** start **
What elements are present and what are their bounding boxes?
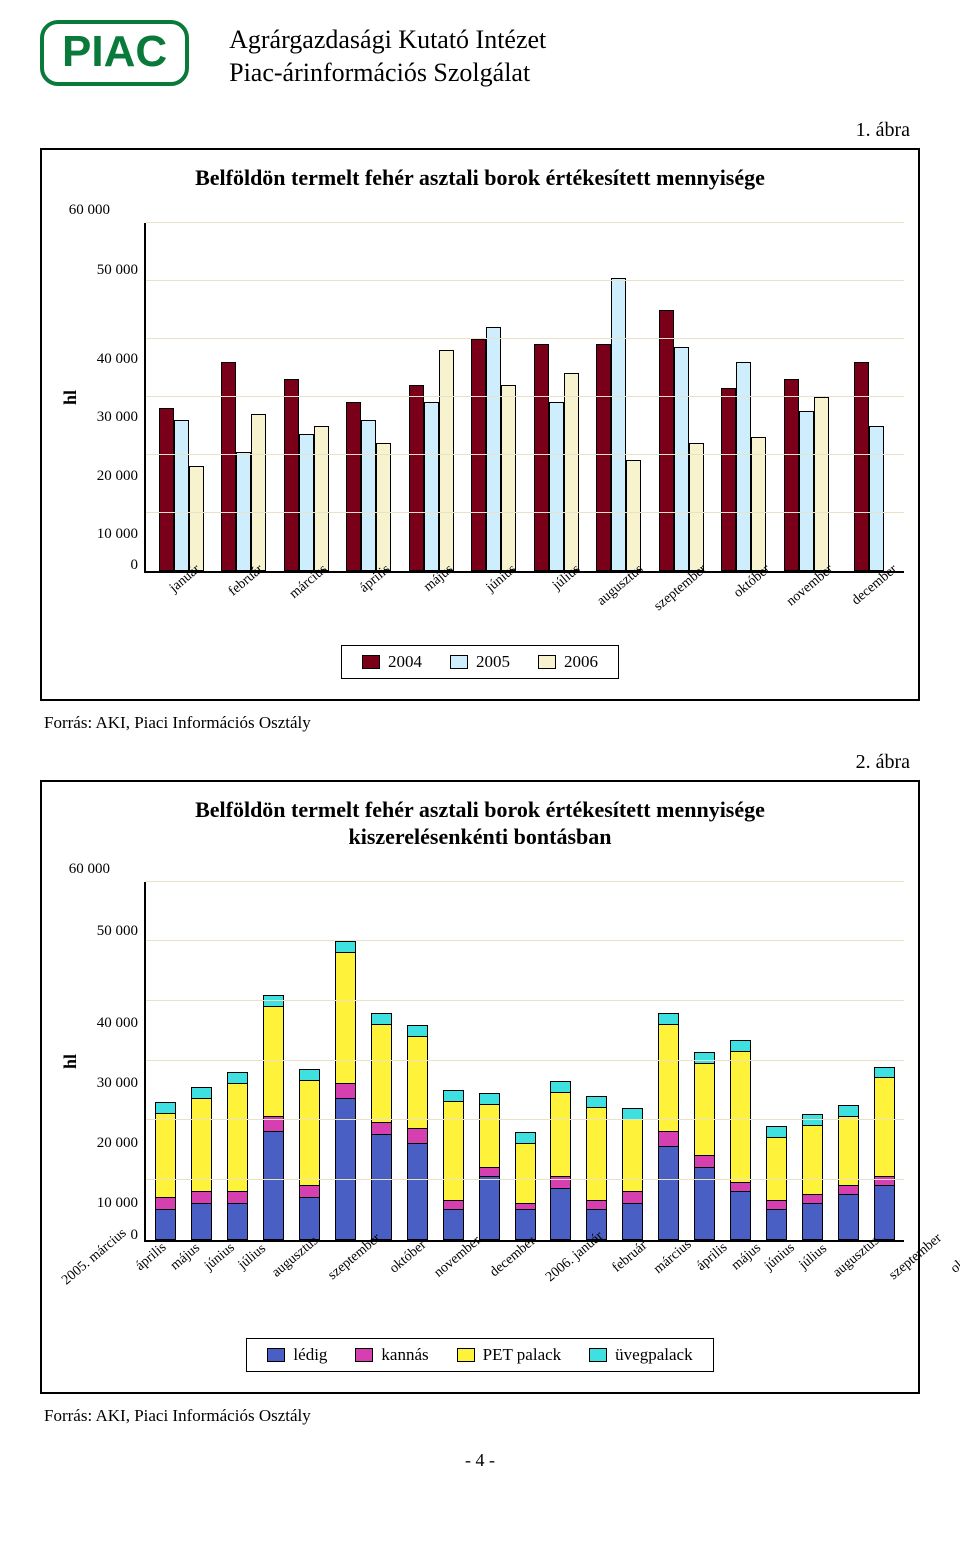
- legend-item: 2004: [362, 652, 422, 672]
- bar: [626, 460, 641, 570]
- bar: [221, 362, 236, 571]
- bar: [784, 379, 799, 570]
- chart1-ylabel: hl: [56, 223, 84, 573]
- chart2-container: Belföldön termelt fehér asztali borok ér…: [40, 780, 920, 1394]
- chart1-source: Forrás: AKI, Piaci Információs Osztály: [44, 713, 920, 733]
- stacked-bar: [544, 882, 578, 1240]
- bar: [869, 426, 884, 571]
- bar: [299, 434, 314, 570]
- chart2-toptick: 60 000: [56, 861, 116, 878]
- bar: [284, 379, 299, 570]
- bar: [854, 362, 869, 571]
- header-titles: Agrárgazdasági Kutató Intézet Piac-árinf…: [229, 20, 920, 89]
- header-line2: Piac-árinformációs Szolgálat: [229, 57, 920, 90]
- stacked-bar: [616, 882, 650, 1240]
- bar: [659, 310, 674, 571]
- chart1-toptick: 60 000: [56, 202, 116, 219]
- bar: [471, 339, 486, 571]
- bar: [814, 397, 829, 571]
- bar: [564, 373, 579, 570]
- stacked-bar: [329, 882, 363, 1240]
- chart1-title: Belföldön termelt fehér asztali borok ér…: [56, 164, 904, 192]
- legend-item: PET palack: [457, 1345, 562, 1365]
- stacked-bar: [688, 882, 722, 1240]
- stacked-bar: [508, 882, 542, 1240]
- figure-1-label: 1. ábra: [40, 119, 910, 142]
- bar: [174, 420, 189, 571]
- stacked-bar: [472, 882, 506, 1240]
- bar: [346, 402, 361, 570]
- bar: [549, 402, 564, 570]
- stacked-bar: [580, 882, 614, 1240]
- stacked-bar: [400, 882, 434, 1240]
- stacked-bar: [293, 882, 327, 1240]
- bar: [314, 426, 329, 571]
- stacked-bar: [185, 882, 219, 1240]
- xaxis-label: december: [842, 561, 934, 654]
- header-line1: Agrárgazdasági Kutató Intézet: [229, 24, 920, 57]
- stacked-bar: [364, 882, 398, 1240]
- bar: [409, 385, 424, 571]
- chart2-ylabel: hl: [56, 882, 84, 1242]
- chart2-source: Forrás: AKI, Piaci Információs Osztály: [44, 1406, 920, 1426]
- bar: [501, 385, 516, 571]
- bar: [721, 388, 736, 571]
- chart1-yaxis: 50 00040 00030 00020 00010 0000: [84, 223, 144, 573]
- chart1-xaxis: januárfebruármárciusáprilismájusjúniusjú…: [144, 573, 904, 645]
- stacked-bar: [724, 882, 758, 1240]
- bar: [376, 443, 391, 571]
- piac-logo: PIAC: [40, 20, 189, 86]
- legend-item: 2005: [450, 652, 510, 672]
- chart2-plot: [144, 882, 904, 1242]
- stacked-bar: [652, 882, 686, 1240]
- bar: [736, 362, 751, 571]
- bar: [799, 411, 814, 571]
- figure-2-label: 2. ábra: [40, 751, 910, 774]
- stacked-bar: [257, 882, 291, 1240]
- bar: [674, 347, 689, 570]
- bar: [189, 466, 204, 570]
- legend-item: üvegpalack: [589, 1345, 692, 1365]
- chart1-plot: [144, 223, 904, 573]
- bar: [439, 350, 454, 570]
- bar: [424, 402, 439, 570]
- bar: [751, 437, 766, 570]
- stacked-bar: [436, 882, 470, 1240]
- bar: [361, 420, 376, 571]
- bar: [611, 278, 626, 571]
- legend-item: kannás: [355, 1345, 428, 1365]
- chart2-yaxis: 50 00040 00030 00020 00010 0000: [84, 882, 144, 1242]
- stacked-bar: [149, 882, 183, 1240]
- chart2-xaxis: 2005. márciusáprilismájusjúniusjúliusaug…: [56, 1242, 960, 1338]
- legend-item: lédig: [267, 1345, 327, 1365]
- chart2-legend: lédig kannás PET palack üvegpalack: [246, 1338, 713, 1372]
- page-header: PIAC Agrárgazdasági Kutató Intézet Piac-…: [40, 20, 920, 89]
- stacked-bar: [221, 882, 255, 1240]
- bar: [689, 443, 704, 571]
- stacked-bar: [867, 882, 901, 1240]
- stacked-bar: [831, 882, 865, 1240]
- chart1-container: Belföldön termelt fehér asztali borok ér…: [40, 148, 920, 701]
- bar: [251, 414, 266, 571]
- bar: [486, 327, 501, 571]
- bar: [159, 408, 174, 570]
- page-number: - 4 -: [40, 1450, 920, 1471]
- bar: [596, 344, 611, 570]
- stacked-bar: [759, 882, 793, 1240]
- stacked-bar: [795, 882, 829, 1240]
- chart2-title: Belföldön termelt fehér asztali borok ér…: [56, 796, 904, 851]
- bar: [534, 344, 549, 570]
** end **
** start **
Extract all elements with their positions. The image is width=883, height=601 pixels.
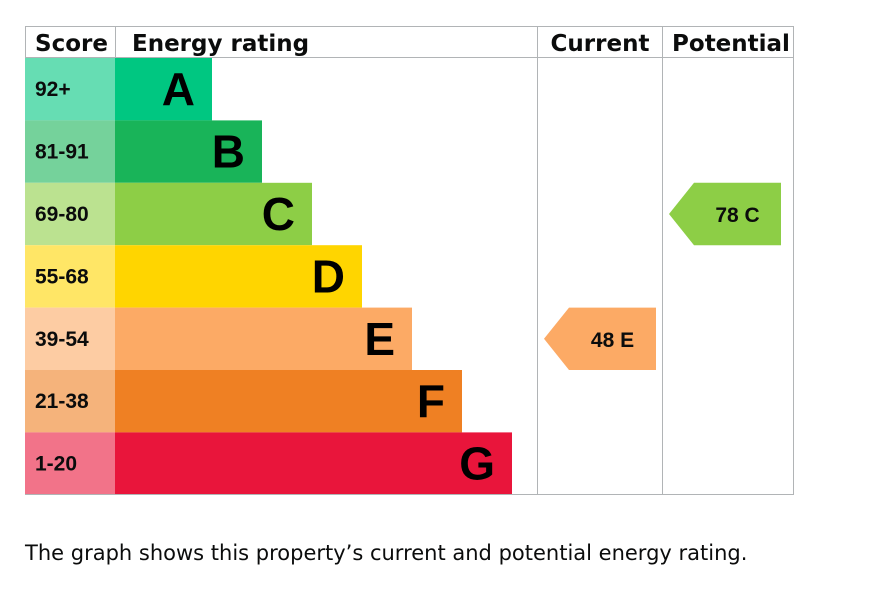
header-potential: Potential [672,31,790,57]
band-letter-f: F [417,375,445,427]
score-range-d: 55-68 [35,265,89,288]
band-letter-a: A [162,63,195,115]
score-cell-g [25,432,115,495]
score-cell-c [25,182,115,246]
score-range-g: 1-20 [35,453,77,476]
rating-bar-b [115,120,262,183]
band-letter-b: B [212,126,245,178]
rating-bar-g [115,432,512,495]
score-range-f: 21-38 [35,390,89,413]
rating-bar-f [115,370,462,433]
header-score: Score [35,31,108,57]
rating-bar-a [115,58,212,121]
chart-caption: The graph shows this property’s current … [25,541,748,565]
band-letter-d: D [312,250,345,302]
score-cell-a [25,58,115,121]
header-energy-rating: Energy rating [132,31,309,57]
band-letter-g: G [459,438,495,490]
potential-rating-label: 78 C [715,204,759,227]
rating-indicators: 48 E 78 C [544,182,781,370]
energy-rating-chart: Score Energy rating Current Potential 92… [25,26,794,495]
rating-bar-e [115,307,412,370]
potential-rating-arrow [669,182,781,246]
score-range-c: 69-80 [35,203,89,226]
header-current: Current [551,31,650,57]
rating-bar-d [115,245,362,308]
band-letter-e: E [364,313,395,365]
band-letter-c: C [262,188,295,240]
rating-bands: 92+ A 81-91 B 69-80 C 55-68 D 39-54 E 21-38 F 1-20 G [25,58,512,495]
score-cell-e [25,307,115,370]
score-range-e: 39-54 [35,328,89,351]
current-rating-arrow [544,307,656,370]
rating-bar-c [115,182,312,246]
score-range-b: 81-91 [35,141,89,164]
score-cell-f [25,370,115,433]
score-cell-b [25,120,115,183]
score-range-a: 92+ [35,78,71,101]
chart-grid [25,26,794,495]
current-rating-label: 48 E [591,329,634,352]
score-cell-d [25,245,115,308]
** end **
→ **GIVEN EXERCISE**: Copy the data without changes, starting from the line that contains "header-potential: Potential [672,31,790,57]" and ending with the line that contains "score-range-e: 39-54 [35,328,89,351]", with both of those lines included.

→ **RESULT FOR THIS TASK**:
header-potential: Potential [672,31,790,57]
band-letter-f: F [417,375,445,427]
score-range-d: 55-68 [35,265,89,288]
band-letter-a: A [162,63,195,115]
score-cell-g [25,432,115,495]
score-cell-c [25,182,115,246]
score-range-g: 1-20 [35,453,77,476]
rating-bar-b [115,120,262,183]
band-letter-b: B [212,126,245,178]
rating-bar-g [115,432,512,495]
score-range-f: 21-38 [35,390,89,413]
rating-bar-f [115,370,462,433]
header-score: Score [35,31,108,57]
rating-bar-a [115,58,212,121]
chart-caption: The graph shows this property’s current … [25,541,748,565]
band-letter-d: D [312,250,345,302]
score-cell-a [25,58,115,121]
header-energy-rating: Energy rating [132,31,309,57]
band-letter-g: G [459,438,495,490]
potential-rating-label: 78 C [715,204,759,227]
rating-indicators: 48 E 78 C [544,182,781,370]
energy-rating-chart: Score Energy rating Current Potential 92… [25,26,794,495]
rating-bar-e [115,307,412,370]
potential-rating-arrow [669,182,781,246]
score-range-c: 69-80 [35,203,89,226]
header-current: Current [551,31,650,57]
rating-bar-d [115,245,362,308]
band-letter-e: E [364,313,395,365]
band-letter-c: C [262,188,295,240]
rating-bands: 92+ A 81-91 B 69-80 C 55-68 D 39-54 E 21-38 F 1-20 G [25,58,512,495]
score-cell-e [25,307,115,370]
score-range-e: 39-54 [35,328,89,351]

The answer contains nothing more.